The request: Set down each line of the data below exactly as it stands, dropping the pictures.

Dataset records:
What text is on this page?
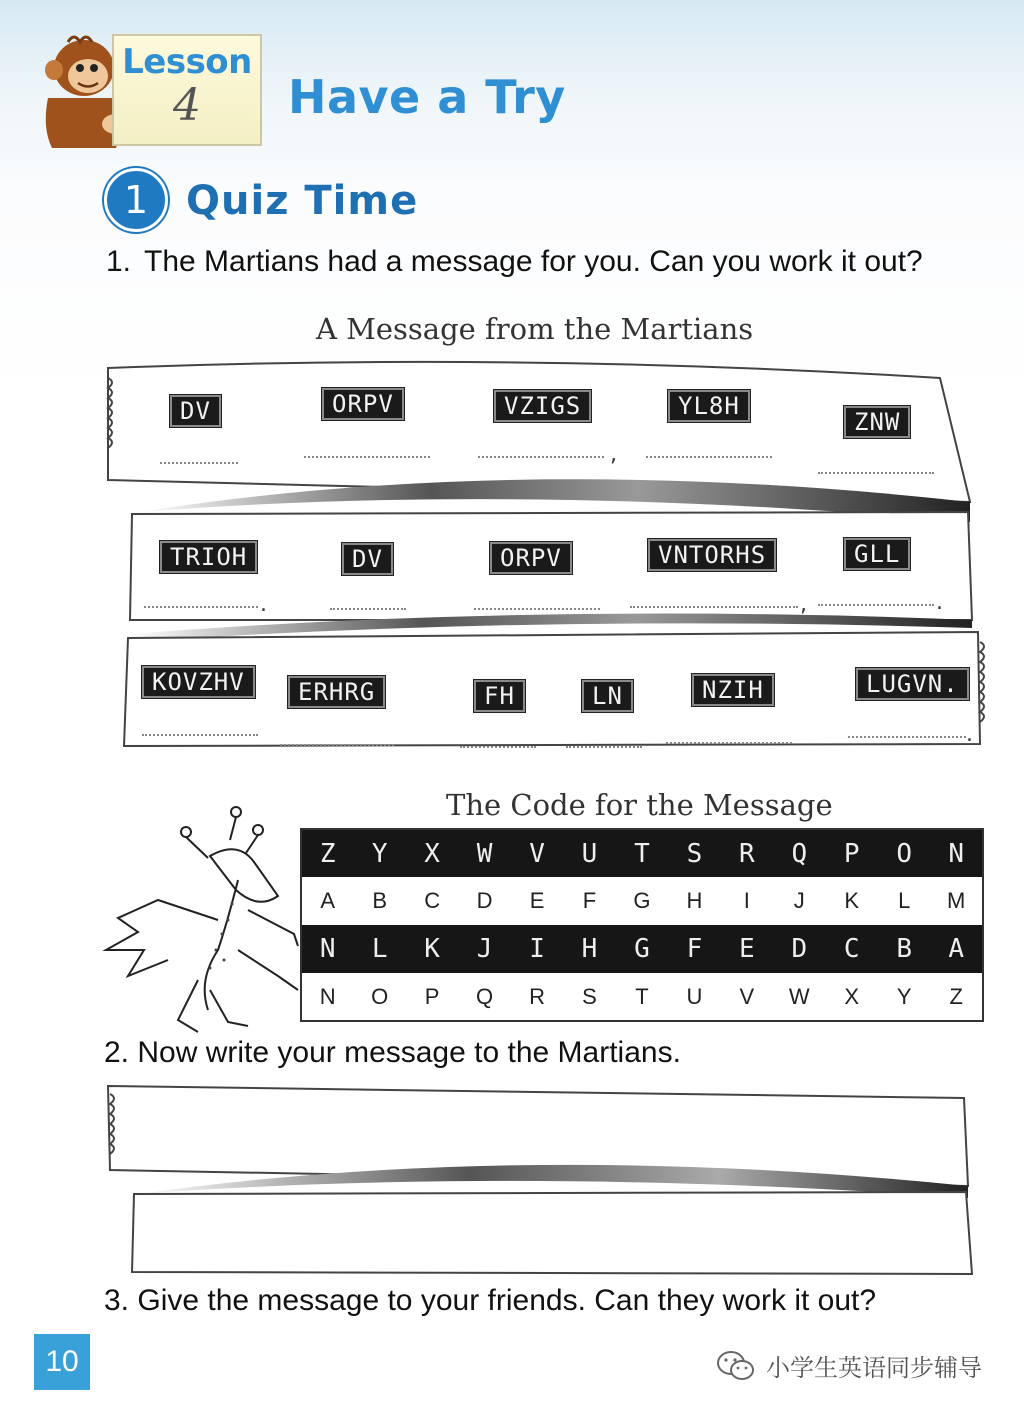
Lesson
4	Have a Try
1 Quiz Time
1. The Martians had a message for you. Can you work it out?
A Message from the Martians
DV	ORPV	VZIGS	YL8H
ZNW
,
TRIOH	DV	ORPV	VNTORHS	GLL
.	,	.
KOVZHV	ERHRG	FH	LN	NZIH	LUGVN.
.
The Code for the Message
Z	Y	X	W	V	U	T	S	R	Q	P	O	N
A	B	C	D	E	F	G	H	I	J	K	L	M
N	L	K	J	I	H	G	F	E	D	C	B	A
N	O	P	Q	R	S	T	U	V	W	X	Y	Z
2. Now write your message to the Martians.
3. Give the message to your friends. Can they work it out?
10	小学生英语同步辅导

Exercise solution:
What text is on this page?
Lesson
4	Have a Try
1 Quiz Time
1. The Martians had a message for you. Can you work it out?
A Message from the Martians
DV	ORPV	VZIGS	YL8H
ZNW
,
TRIOH	DV	ORPV	VNTORHS	GLL
.	,	.
KOVZHV	ERHRG	FH	LN	NZIH	LUGVN.
.
The Code for the Message
Z	Y	X	W	V	U	T	S	R	Q	P	O	N
A	B	C	D	E	F	G	H	I	J	K	L	M
N	L	K	J	I	H	G	F	E	D	C	B	A
N	O	P	Q	R	S	T	U	V	W	X	Y	Z
2. Now write your message to the Martians.
3. Give the message to your friends. Can they work it out?
10	小学生英语同步辅导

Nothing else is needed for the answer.